Work to be completed: Give all of the lines again, with nothing added or dropped.

### Entries supplied

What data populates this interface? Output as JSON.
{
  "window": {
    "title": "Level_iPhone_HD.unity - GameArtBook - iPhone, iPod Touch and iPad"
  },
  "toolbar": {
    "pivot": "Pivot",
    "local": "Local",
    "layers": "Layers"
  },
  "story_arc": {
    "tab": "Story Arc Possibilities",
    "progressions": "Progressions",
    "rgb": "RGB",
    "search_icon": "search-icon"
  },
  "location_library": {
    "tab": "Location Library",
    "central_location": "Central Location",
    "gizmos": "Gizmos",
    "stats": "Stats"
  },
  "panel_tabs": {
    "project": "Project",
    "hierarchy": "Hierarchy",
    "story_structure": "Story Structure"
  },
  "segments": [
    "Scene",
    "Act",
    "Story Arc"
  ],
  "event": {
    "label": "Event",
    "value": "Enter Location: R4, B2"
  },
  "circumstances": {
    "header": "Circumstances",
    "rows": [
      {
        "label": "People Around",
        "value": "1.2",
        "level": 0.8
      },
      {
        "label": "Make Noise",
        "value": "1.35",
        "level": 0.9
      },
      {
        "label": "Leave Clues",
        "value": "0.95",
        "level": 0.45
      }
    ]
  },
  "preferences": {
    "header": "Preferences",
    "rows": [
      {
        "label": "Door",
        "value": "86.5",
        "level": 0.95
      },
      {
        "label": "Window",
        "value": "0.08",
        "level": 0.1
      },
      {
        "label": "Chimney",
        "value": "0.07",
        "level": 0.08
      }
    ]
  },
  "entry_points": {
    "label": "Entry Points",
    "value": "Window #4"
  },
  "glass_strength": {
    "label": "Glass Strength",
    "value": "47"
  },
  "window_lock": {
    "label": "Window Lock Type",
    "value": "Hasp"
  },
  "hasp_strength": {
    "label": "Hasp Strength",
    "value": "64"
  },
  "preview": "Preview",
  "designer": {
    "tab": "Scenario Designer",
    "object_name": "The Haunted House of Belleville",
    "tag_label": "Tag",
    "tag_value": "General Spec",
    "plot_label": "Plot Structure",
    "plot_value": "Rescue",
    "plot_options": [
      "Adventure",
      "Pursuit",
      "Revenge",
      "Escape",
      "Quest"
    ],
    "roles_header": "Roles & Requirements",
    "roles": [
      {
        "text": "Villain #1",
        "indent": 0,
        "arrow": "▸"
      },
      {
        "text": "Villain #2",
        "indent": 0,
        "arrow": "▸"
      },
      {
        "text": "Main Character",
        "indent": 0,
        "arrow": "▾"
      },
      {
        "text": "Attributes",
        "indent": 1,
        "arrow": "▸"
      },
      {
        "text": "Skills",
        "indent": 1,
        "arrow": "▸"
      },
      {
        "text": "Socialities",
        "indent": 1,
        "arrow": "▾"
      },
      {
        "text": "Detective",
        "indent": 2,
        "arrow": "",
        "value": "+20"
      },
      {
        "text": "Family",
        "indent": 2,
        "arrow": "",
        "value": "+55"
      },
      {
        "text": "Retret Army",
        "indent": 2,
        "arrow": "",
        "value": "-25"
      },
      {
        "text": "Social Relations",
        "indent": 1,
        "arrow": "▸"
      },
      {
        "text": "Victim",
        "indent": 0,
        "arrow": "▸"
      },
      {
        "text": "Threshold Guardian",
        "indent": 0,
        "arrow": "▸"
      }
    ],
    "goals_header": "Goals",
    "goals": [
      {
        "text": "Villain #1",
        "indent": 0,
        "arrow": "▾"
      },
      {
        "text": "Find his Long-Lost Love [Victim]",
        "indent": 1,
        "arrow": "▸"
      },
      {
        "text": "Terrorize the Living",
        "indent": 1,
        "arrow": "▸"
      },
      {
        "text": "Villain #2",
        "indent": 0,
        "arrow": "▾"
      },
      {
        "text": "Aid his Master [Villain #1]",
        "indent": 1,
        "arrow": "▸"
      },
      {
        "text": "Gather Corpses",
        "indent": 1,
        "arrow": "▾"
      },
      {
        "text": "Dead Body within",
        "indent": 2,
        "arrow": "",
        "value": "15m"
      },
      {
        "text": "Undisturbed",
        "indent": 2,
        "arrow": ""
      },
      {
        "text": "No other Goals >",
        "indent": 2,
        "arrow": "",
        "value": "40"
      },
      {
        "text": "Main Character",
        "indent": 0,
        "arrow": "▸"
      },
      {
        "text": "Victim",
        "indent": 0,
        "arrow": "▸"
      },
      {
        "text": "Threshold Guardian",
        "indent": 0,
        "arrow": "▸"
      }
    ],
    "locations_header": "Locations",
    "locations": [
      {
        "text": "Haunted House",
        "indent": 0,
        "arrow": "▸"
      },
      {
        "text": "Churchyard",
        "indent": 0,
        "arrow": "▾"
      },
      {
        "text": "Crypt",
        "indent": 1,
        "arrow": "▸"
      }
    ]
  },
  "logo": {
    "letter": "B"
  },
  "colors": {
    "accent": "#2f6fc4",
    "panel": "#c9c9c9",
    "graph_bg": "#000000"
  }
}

######

Response:
What data populates this interface? Output as JSON.
{
  "window": {
    "title": "Level_iPhone_HD.unity - GameArtBook - iPhone, iPod Touch and iPad"
  },
  "toolbar": {
    "pivot": "Pivot",
    "local": "Local",
    "layers": "Layers"
  },
  "story_arc": {
    "tab": "Story Arc Possibilities",
    "progressions": "Progressions",
    "rgb": "RGB",
    "search_icon": "search-icon"
  },
  "location_library": {
    "tab": "Location Library",
    "central_location": "Central Location",
    "gizmos": "Gizmos",
    "stats": "Stats"
  },
  "panel_tabs": {
    "project": "Project",
    "hierarchy": "Hierarchy",
    "story_structure": "Story Structure"
  },
  "segments": [
    "Scene",
    "Act",
    "Story Arc"
  ],
  "event": {
    "label": "Event",
    "value": "Enter Location: R4, B2"
  },
  "circumstances": {
    "header": "Circumstances",
    "rows": [
      {
        "label": "People Around",
        "value": "1.2",
        "level": 0.8
      },
      {
        "label": "Make Noise",
        "value": "1.35",
        "level": 0.9
      },
      {
        "label": "Leave Clues",
        "value": "0.95",
        "level": 0.45
      }
    ]
  },
  "preferences": {
    "header": "Preferences",
    "rows": [
      {
        "label": "Door",
        "value": "86.5",
        "level": 0.95
      },
      {
        "label": "Window",
        "value": "0.08",
        "level": 0.1
      },
      {
        "label": "Chimney",
        "value": "0.07",
        "level": 0.08
      }
    ]
  },
  "entry_points": {
    "label": "Entry Points",
    "value": "Window #4"
  },
  "glass_strength": {
    "label": "Glass Strength",
    "value": "47"
  },
  "window_lock": {
    "label": "Window Lock Type",
    "value": "Hasp"
  },
  "hasp_strength": {
    "label": "Hasp Strength",
    "value": "64"
  },
  "preview": "Preview",
  "designer": {
    "tab": "Scenario Designer",
    "object_name": "The Haunted House of Belleville",
    "tag_label": "Tag",
    "tag_value": "General Spec",
    "plot_label": "Plot Structure",
    "plot_value": "Rescue",
    "plot_options": [
      "Adventure",
      "Pursuit",
      "Revenge",
      "Escape",
      "Quest"
    ],
    "roles_header": "Roles & Requirements",
    "roles": [
      {
        "text": "Villain #1",
        "indent": 0,
        "arrow": "▸"
      },
      {
        "text": "Villain #2",
        "indent": 0,
        "arrow": "▸"
      },
      {
        "text": "Main Character",
        "indent": 0,
        "arrow": "▾"
      },
      {
        "text": "Attributes",
        "indent": 1,
        "arrow": "▸"
      },
      {
        "text": "Skills",
        "indent": 1,
        "arrow": "▸"
      },
      {
        "text": "Socialities",
        "indent": 1,
        "arrow": "▾"
      },
      {
        "text": "Detective",
        "indent": 2,
        "arrow": "",
        "value": "+20"
      },
      {
        "text": "Family",
        "indent": 2,
        "arrow": "",
        "value": "+55"
      },
      {
        "text": "Retret Army",
        "indent": 2,
        "arrow": "",
        "value": "-25"
      },
      {
        "text": "Social Relations",
        "indent": 1,
        "arrow": "▸"
      },
      {
        "text": "Victim",
        "indent": 0,
        "arrow": "▸"
      },
      {
        "text": "Threshold Guardian",
        "indent": 0,
        "arrow": "▸"
      }
    ],
    "goals_header": "Goals",
    "goals": [
      {
        "text": "Villain #1",
        "indent": 0,
        "arrow": "▾"
      },
      {
        "text": "Find his Long-Lost Love [Victim]",
        "indent": 1,
        "arrow": "▸"
      },
      {
        "text": "Terrorize the Living",
        "indent": 1,
        "arrow": "▸"
      },
      {
        "text": "Villain #2",
        "indent": 0,
        "arrow": "▾"
      },
      {
        "text": "Aid his Master [Villain #1]",
        "indent": 1,
        "arrow": "▸"
      },
      {
        "text": "Gather Corpses",
        "indent": 1,
        "arrow": "▾"
      },
      {
        "text": "Dead Body within",
        "indent": 2,
        "arrow": "",
        "value": "15m"
      },
      {
        "text": "Undisturbed",
        "indent": 2,
        "arrow": ""
      },
      {
        "text": "No other Goals >",
        "indent": 2,
        "arrow": "",
        "value": "40"
      },
      {
        "text": "Main Character",
        "indent": 0,
        "arrow": "▸"
      },
      {
        "text": "Victim",
        "indent": 0,
        "arrow": "▸"
      },
      {
        "text": "Threshold Guardian",
        "indent": 0,
        "arrow": "▸"
      }
    ],
    "locations_header": "Locations",
    "locations": [
      {
        "text": "Haunted House",
        "indent": 0,
        "arrow": "▸"
      },
      {
        "text": "Churchyard",
        "indent": 0,
        "arrow": "▾"
      },
      {
        "text": "Crypt",
        "indent": 1,
        "arrow": "▸"
      }
    ]
  },
  "logo": {
    "letter": "B"
  },
  "colors": {
    "accent": "#2f6fc4",
    "panel": "#c9c9c9",
    "graph_bg": "#000000"
  }
}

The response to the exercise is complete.